_Exercise_: Are you able to quote each entry exactly as written?

_Data provided_:
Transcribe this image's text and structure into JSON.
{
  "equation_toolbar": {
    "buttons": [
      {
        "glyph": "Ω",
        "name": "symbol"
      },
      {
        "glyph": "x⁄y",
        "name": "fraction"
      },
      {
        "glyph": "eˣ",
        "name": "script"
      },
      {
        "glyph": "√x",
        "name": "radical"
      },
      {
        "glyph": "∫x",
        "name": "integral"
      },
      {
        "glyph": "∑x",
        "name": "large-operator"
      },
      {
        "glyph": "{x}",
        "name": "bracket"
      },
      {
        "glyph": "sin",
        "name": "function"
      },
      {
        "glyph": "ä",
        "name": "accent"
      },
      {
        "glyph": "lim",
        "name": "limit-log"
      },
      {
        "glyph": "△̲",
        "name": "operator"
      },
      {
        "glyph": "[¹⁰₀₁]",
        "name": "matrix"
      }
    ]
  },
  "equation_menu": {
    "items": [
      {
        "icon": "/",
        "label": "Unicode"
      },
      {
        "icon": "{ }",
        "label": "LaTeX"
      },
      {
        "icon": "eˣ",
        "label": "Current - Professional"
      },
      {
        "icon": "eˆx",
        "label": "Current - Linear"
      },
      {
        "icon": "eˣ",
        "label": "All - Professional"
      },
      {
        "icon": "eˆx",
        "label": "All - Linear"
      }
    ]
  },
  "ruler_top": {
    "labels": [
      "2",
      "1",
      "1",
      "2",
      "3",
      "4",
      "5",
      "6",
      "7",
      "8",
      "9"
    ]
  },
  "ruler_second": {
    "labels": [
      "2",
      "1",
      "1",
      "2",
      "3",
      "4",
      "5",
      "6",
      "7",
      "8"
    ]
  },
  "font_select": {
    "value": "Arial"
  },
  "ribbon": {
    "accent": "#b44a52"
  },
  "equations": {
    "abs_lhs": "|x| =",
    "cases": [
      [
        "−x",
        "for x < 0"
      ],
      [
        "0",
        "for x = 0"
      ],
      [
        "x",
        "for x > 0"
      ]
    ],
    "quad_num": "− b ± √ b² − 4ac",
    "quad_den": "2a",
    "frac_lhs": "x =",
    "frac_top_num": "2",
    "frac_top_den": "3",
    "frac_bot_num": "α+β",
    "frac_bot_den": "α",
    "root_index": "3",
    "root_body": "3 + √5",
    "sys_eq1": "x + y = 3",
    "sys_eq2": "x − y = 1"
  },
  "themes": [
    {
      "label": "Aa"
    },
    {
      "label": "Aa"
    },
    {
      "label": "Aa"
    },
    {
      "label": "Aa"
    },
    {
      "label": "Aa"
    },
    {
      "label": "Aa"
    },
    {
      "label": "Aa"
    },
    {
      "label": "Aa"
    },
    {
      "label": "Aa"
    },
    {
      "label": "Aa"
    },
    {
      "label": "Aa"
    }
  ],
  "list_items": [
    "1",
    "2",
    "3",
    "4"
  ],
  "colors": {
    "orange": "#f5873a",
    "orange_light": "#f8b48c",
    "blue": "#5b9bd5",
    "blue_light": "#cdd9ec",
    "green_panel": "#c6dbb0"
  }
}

_The result_:
Transcribe this image's text and structure into JSON.
{
  "equation_toolbar": {
    "buttons": [
      {
        "glyph": "Ω",
        "name": "symbol"
      },
      {
        "glyph": "x⁄y",
        "name": "fraction"
      },
      {
        "glyph": "eˣ",
        "name": "script"
      },
      {
        "glyph": "√x",
        "name": "radical"
      },
      {
        "glyph": "∫x",
        "name": "integral"
      },
      {
        "glyph": "∑x",
        "name": "large-operator"
      },
      {
        "glyph": "{x}",
        "name": "bracket"
      },
      {
        "glyph": "sin",
        "name": "function"
      },
      {
        "glyph": "ä",
        "name": "accent"
      },
      {
        "glyph": "lim",
        "name": "limit-log"
      },
      {
        "glyph": "△̲",
        "name": "operator"
      },
      {
        "glyph": "[¹⁰₀₁]",
        "name": "matrix"
      }
    ]
  },
  "equation_menu": {
    "items": [
      {
        "icon": "/",
        "label": "Unicode"
      },
      {
        "icon": "{ }",
        "label": "LaTeX"
      },
      {
        "icon": "eˣ",
        "label": "Current - Professional"
      },
      {
        "icon": "eˆx",
        "label": "Current - Linear"
      },
      {
        "icon": "eˣ",
        "label": "All - Professional"
      },
      {
        "icon": "eˆx",
        "label": "All - Linear"
      }
    ]
  },
  "ruler_top": {
    "labels": [
      "2",
      "1",
      "1",
      "2",
      "3",
      "4",
      "5",
      "6",
      "7",
      "8",
      "9"
    ]
  },
  "ruler_second": {
    "labels": [
      "2",
      "1",
      "1",
      "2",
      "3",
      "4",
      "5",
      "6",
      "7",
      "8"
    ]
  },
  "font_select": {
    "value": "Arial"
  },
  "ribbon": {
    "accent": "#b44a52"
  },
  "equations": {
    "abs_lhs": "|x| =",
    "cases": [
      [
        "−x",
        "for x < 0"
      ],
      [
        "0",
        "for x = 0"
      ],
      [
        "x",
        "for x > 0"
      ]
    ],
    "quad_num": "− b ± √ b² − 4ac",
    "quad_den": "2a",
    "frac_lhs": "x =",
    "frac_top_num": "2",
    "frac_top_den": "3",
    "frac_bot_num": "α+β",
    "frac_bot_den": "α",
    "root_index": "3",
    "root_body": "3 + √5",
    "sys_eq1": "x + y = 3",
    "sys_eq2": "x − y = 1"
  },
  "themes": [
    {
      "label": "Aa"
    },
    {
      "label": "Aa"
    },
    {
      "label": "Aa"
    },
    {
      "label": "Aa"
    },
    {
      "label": "Aa"
    },
    {
      "label": "Aa"
    },
    {
      "label": "Aa"
    },
    {
      "label": "Aa"
    },
    {
      "label": "Aa"
    },
    {
      "label": "Aa"
    },
    {
      "label": "Aa"
    }
  ],
  "list_items": [
    "1",
    "2",
    "3",
    "4"
  ],
  "colors": {
    "orange": "#f5873a",
    "orange_light": "#f8b48c",
    "blue": "#5b9bd5",
    "blue_light": "#cdd9ec",
    "green_panel": "#c6dbb0"
  }
}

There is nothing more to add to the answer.